Go through the material below and count the lines with the string "dans"; the number is the whole answer.

Items listed in a dataset:
• • • •

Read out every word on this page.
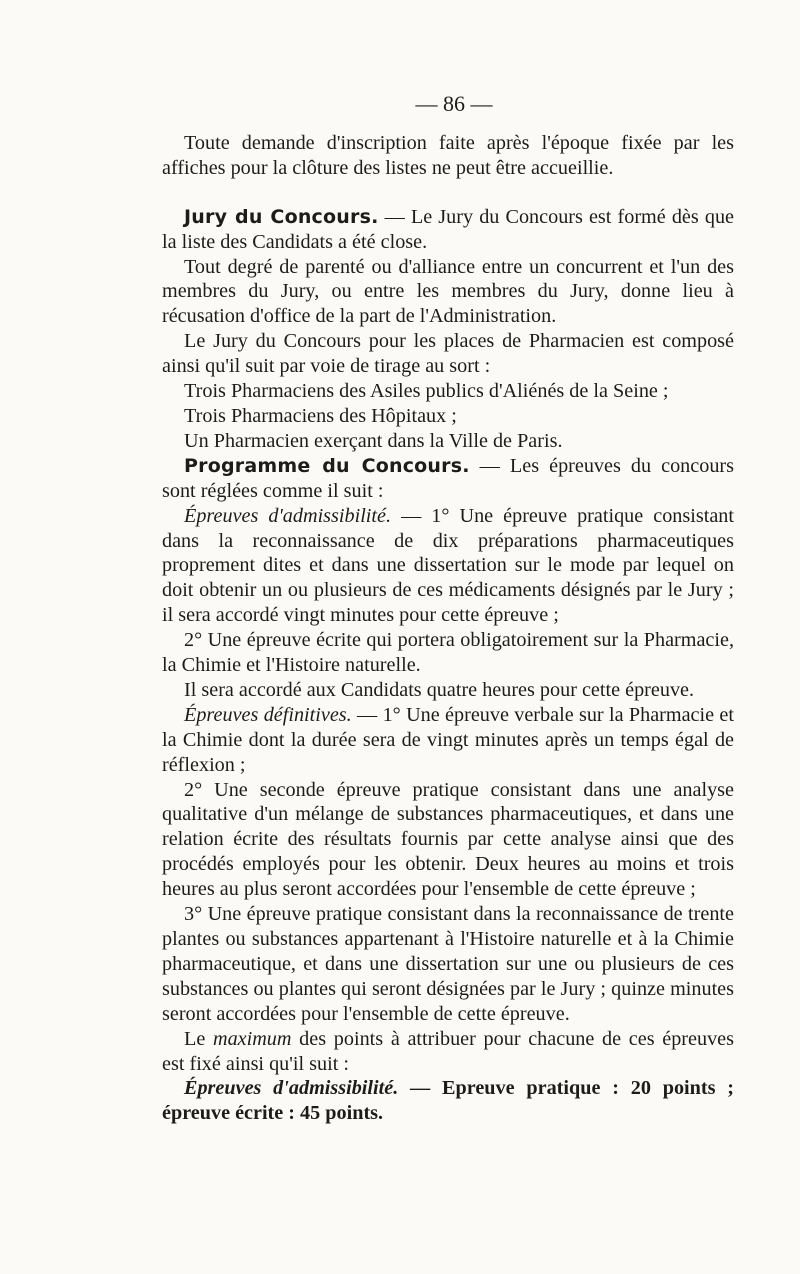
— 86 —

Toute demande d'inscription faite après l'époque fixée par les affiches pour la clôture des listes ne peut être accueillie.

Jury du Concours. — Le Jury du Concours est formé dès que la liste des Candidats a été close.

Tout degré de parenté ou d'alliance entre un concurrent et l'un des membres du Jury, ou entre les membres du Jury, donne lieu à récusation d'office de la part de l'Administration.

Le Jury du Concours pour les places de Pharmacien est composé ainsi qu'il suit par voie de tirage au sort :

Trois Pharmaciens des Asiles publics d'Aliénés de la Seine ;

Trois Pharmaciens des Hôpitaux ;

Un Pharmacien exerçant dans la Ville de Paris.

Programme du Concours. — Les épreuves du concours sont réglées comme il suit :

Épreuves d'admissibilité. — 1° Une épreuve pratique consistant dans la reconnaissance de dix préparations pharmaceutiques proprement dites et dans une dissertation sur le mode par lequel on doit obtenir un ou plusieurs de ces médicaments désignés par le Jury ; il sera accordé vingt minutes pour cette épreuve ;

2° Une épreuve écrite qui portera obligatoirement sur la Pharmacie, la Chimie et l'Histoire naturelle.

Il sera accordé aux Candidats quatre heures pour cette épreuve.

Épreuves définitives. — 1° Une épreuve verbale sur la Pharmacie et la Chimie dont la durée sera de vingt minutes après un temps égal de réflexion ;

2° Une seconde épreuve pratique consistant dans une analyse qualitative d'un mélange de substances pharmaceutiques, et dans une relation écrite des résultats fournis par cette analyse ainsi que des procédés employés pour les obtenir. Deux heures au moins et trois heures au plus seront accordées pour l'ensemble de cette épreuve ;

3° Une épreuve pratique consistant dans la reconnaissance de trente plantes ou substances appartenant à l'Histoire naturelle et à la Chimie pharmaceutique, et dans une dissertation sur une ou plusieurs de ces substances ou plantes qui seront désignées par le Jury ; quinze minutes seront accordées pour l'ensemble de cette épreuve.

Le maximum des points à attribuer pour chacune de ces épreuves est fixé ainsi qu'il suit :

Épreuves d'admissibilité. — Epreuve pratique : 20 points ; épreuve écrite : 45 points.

• • • •

*Answer for this exercise*
4